### Work to be completed
Keep only the lines where "swego" appears.

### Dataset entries
=====

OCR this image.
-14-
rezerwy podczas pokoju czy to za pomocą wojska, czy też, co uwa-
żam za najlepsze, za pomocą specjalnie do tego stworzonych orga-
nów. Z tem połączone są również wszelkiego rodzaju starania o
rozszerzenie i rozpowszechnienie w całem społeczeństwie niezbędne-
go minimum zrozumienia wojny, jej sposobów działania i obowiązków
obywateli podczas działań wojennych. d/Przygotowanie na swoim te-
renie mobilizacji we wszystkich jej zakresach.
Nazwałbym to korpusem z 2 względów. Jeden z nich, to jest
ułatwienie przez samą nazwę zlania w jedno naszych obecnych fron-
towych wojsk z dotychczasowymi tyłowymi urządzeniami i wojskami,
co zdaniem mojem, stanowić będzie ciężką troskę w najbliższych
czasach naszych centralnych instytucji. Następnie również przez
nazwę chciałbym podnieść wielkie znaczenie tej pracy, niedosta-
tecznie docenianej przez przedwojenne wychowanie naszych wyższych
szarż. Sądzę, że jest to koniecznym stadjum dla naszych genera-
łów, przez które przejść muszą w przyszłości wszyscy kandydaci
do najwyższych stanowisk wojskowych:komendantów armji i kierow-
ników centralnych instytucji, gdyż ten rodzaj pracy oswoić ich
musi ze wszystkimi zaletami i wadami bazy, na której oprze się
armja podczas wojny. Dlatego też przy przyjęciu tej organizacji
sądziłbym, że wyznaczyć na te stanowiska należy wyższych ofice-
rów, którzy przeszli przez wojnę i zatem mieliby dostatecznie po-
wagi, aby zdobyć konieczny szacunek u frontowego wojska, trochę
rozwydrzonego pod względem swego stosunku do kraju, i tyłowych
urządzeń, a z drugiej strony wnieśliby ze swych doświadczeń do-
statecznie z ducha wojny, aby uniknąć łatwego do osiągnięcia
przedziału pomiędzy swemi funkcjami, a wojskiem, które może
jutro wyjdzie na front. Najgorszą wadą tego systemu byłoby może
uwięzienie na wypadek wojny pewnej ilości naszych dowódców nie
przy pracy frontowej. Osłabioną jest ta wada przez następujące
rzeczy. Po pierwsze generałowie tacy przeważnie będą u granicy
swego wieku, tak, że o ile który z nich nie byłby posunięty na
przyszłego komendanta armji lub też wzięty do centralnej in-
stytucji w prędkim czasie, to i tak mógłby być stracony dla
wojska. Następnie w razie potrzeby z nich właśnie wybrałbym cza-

=====

### Finished exercise
rozwydrzonego pod względem swego stosunku do kraju, i tyłowych
swego wieku, tak, że o ile który z nich nie byłby posunięty na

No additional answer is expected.